-- Begin --

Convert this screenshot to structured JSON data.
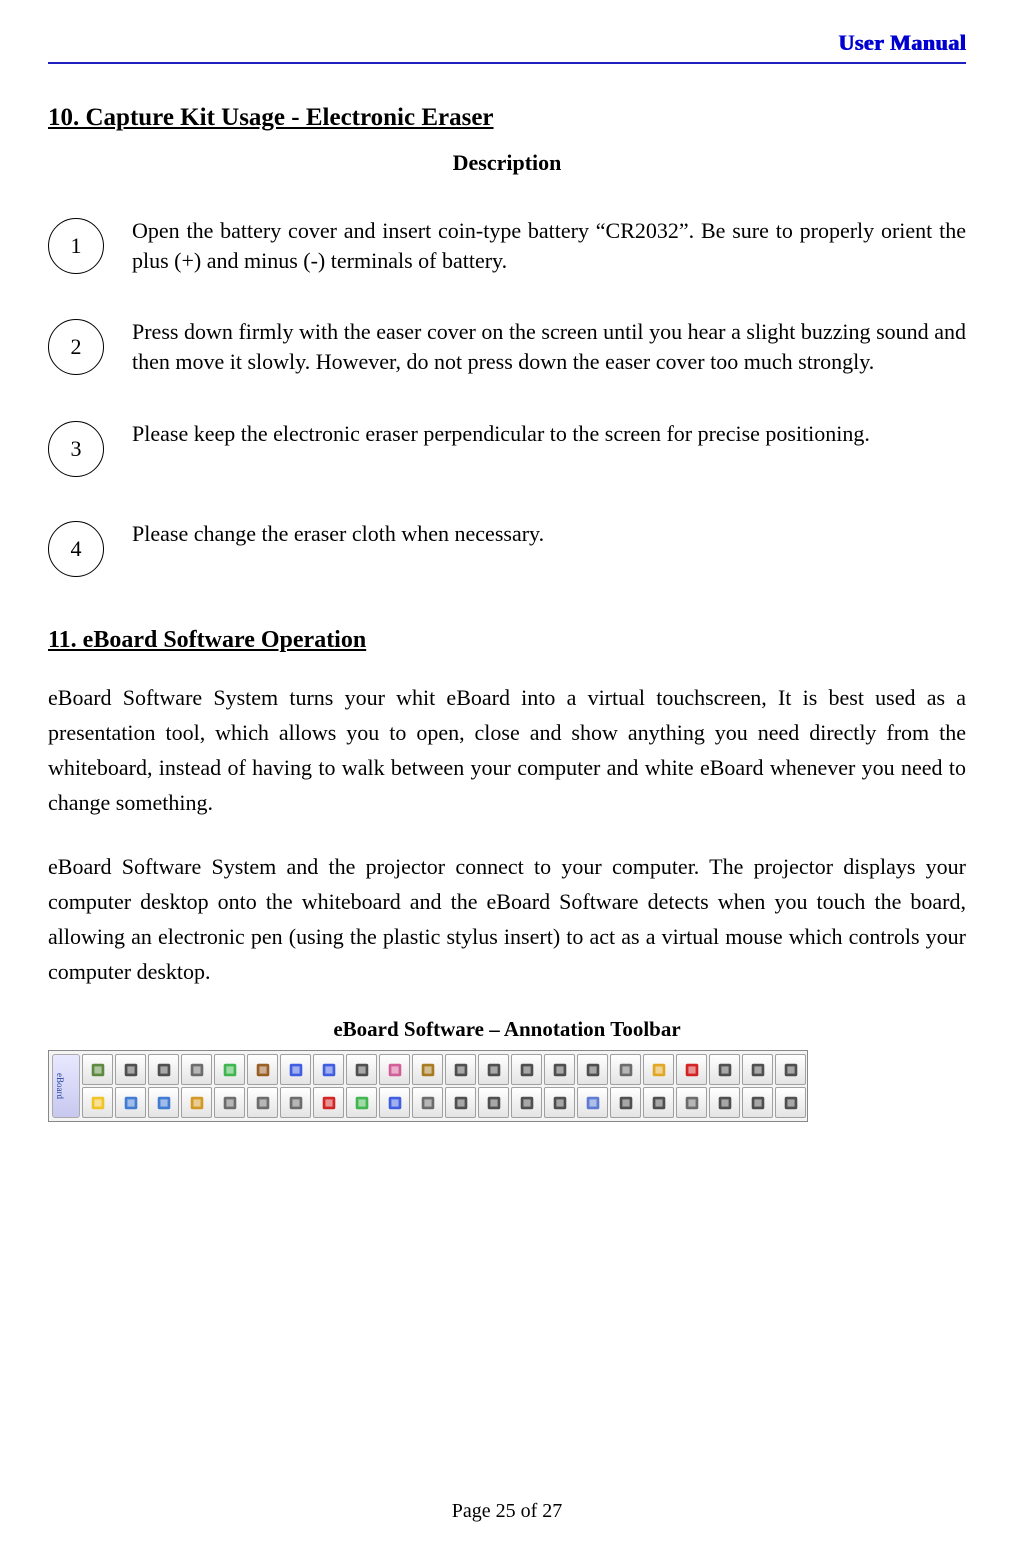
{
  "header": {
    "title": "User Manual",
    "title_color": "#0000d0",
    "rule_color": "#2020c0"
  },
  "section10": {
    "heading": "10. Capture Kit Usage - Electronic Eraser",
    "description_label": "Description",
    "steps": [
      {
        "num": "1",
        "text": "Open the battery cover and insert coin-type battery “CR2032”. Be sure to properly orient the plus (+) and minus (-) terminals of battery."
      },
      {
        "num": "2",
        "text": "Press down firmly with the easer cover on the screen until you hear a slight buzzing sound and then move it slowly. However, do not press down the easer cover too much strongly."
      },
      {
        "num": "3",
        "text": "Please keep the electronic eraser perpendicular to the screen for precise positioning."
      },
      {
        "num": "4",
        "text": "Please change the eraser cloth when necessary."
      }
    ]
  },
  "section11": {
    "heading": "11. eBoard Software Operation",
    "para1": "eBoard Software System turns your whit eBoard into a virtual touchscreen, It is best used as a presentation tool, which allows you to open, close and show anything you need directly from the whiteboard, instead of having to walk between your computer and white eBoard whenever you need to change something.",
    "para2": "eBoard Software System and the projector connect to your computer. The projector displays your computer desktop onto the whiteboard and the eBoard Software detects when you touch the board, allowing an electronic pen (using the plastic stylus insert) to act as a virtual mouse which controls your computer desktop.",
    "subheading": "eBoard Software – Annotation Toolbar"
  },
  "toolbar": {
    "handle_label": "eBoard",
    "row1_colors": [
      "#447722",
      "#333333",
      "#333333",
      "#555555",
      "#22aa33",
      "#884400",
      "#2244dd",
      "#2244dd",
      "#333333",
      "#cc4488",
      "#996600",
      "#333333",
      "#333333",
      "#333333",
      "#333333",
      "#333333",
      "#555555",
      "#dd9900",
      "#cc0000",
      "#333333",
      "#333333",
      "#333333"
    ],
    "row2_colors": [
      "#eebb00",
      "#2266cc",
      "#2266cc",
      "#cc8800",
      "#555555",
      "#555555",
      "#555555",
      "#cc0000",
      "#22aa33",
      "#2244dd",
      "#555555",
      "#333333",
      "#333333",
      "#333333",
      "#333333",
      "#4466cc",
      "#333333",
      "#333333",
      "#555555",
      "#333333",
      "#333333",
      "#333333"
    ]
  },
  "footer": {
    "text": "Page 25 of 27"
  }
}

-- End --
-- Begin --

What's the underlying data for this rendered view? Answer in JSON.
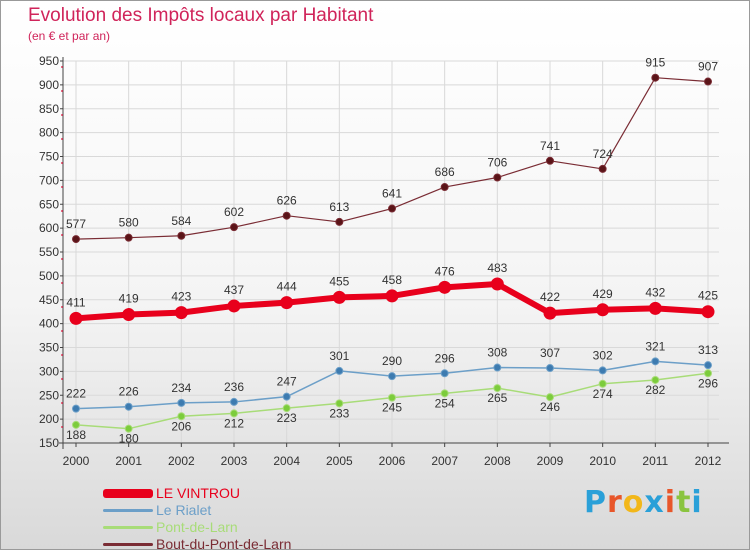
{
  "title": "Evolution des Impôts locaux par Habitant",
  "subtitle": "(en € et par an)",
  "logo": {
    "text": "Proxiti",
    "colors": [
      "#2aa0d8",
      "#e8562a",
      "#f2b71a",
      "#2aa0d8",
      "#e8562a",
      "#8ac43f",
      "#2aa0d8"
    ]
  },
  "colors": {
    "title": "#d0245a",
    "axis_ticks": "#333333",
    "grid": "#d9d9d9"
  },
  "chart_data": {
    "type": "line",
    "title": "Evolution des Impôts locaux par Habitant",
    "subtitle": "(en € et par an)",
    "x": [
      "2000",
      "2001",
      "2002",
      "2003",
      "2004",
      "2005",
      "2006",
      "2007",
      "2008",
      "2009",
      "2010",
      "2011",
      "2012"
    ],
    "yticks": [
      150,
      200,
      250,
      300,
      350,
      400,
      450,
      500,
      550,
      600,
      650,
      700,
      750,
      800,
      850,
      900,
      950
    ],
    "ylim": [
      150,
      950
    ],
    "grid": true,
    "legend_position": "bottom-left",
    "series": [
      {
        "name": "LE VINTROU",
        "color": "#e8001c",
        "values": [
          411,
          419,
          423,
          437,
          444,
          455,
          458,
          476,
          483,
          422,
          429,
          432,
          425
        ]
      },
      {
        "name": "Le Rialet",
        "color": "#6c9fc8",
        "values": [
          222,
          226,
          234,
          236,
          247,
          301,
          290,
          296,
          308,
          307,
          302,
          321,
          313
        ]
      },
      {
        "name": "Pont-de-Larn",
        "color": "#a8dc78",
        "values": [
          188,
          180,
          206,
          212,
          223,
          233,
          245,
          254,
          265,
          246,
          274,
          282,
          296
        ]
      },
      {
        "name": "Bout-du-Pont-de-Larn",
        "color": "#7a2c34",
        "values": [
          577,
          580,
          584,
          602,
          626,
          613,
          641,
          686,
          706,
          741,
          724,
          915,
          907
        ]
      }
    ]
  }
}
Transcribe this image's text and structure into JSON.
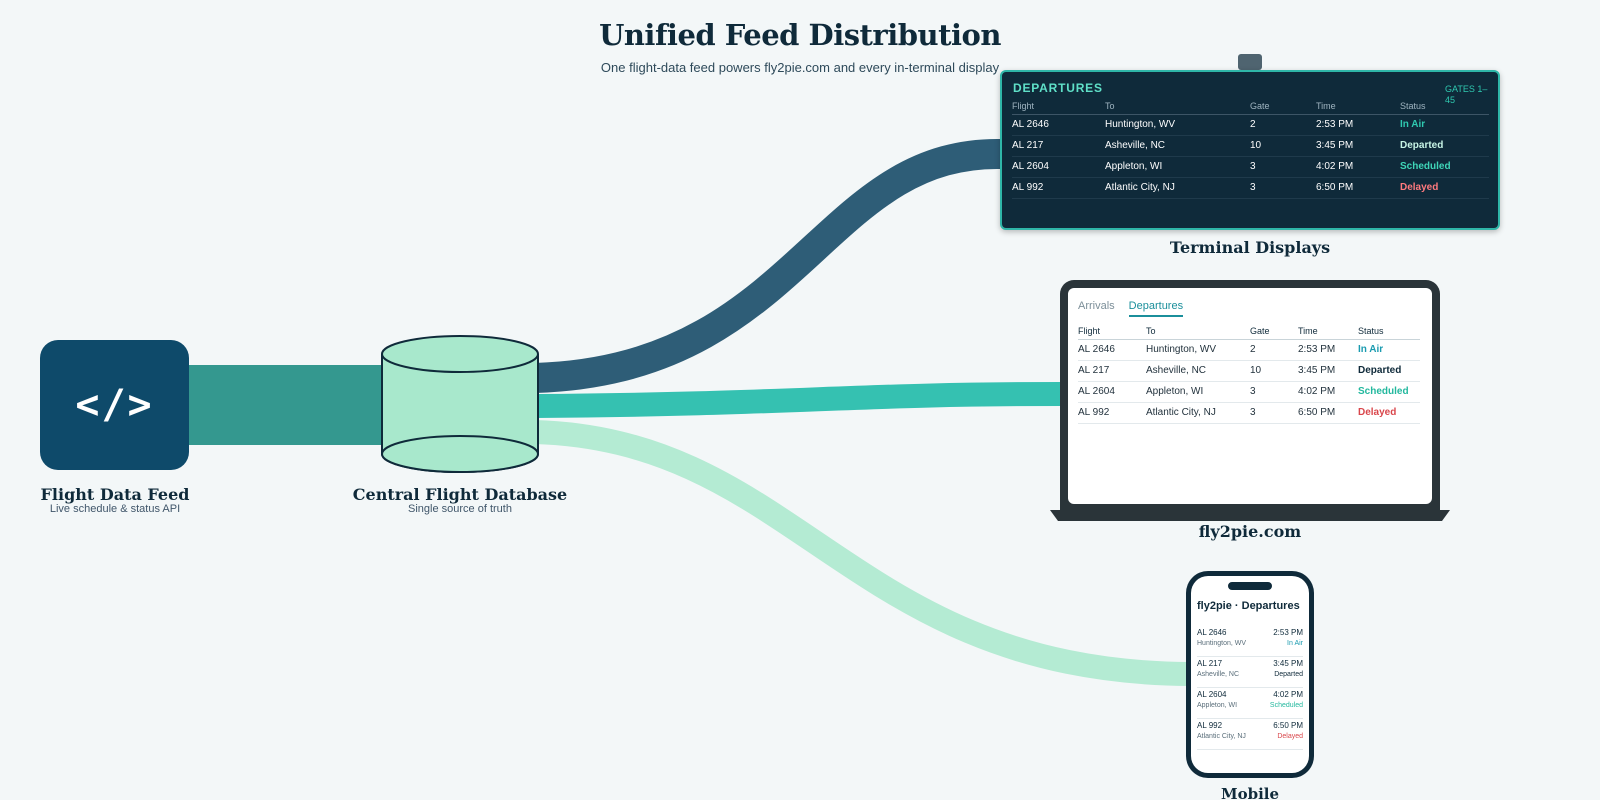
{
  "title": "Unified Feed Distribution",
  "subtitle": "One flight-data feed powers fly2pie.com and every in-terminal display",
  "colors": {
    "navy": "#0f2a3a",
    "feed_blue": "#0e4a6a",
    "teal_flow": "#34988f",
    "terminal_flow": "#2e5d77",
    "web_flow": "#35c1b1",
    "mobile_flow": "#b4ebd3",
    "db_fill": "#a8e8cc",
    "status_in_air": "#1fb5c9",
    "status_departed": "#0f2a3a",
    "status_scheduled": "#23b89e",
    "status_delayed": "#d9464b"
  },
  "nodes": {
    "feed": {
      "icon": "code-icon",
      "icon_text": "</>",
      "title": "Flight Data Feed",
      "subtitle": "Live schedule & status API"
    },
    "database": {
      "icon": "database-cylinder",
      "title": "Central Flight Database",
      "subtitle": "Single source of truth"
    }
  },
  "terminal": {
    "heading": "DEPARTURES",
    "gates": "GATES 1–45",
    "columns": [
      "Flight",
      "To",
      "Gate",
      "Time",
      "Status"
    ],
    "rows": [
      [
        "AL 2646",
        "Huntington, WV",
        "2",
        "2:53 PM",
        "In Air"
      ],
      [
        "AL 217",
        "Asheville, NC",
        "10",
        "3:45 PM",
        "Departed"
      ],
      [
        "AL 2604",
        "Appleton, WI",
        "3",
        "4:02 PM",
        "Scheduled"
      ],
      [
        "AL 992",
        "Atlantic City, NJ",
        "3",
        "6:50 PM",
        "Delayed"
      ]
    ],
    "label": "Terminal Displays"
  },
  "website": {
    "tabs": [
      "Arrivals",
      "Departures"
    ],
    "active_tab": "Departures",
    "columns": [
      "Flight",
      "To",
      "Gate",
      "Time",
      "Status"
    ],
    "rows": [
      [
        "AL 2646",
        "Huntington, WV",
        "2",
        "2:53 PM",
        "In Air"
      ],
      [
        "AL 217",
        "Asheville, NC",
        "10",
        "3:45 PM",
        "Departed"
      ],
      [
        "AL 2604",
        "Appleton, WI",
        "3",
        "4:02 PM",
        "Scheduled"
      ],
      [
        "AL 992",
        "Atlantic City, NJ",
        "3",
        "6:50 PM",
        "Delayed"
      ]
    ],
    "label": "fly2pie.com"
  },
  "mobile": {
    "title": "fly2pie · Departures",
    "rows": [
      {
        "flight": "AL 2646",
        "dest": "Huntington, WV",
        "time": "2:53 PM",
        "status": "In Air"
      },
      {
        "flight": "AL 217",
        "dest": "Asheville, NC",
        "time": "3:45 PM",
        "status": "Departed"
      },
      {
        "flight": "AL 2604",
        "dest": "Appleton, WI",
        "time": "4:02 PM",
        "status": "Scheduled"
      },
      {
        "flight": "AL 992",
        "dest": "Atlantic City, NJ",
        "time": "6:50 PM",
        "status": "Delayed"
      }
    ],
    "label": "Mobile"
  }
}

-- End --

Determine the number of lines in these entries that contain the word "Larn", and write only that number.

## Solution to this problem:
2